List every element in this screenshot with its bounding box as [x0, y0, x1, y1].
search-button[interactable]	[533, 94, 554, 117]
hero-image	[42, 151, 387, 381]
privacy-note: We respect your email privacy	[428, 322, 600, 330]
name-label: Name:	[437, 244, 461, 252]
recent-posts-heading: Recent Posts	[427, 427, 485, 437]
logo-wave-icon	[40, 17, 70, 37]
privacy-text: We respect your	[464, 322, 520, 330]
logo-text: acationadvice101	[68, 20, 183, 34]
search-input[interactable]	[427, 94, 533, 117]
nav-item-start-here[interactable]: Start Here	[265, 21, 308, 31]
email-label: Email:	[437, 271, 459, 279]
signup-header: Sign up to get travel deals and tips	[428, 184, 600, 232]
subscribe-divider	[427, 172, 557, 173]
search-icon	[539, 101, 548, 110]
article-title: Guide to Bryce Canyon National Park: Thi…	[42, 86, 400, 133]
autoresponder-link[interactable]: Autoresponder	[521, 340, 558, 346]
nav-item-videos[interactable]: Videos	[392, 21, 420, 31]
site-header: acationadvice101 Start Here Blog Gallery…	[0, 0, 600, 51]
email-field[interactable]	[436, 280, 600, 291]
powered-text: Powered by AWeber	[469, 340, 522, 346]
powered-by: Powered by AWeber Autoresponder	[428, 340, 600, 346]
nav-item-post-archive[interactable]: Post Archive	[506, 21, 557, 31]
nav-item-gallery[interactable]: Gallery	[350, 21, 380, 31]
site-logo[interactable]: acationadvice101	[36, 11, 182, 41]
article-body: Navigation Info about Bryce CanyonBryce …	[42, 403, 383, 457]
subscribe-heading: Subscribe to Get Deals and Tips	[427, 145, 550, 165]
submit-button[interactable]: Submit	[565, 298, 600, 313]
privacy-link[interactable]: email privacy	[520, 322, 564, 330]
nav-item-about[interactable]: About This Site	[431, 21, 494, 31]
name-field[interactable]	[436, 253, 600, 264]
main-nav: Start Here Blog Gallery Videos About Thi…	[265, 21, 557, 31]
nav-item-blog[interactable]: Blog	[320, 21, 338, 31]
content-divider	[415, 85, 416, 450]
++++++++++++++++++++
Problem description —
Reproduce the data above, substituting "confidentiality" for every occurrence of "privacy" and leaving everything else unchanged.

Written answer —
List every element in this screenshot with its bounding box as [x0, y0, x1, y1].
search-button[interactable]	[533, 94, 554, 117]
hero-image	[42, 151, 387, 381]
confidentiality-note: We respect your email confidentiality	[428, 322, 600, 330]
name-label: Name:	[437, 244, 461, 252]
recent-posts-heading: Recent Posts	[427, 427, 485, 437]
logo-wave-icon	[40, 17, 70, 37]
confidentiality-text: We respect your	[464, 322, 520, 330]
logo-text: acationadvice101	[68, 20, 183, 34]
search-input[interactable]	[427, 94, 533, 117]
nav-item-start-here[interactable]: Start Here	[265, 21, 308, 31]
email-label: Email:	[437, 271, 459, 279]
signup-header: Sign up to get travel deals and tips	[428, 184, 600, 232]
subscribe-divider	[427, 172, 557, 173]
search-icon	[539, 101, 548, 110]
article-title: Guide to Bryce Canyon National Park: Thi…	[42, 86, 400, 133]
autoresponder-link[interactable]: Autoresponder	[521, 340, 558, 346]
nav-item-videos[interactable]: Videos	[392, 21, 420, 31]
site-header: acationadvice101 Start Here Blog Gallery…	[0, 0, 600, 51]
email-field[interactable]	[436, 280, 600, 291]
powered-text: Powered by AWeber	[469, 340, 522, 346]
powered-by: Powered by AWeber Autoresponder	[428, 340, 600, 346]
nav-item-post-archive[interactable]: Post Archive	[506, 21, 557, 31]
nav-item-gallery[interactable]: Gallery	[350, 21, 380, 31]
site-logo[interactable]: acationadvice101	[36, 11, 182, 41]
article-body: Navigation Info about Bryce CanyonBryce …	[42, 403, 383, 457]
subscribe-heading: Subscribe to Get Deals and Tips	[427, 145, 550, 165]
submit-button[interactable]: Submit	[565, 298, 600, 313]
confidentiality-link[interactable]: email confidentiality	[520, 322, 564, 330]
nav-item-about[interactable]: About This Site	[431, 21, 494, 31]
name-field[interactable]	[436, 253, 600, 264]
main-nav: Start Here Blog Gallery Videos About Thi…	[265, 21, 557, 31]
nav-item-blog[interactable]: Blog	[320, 21, 338, 31]
content-divider	[415, 85, 416, 450]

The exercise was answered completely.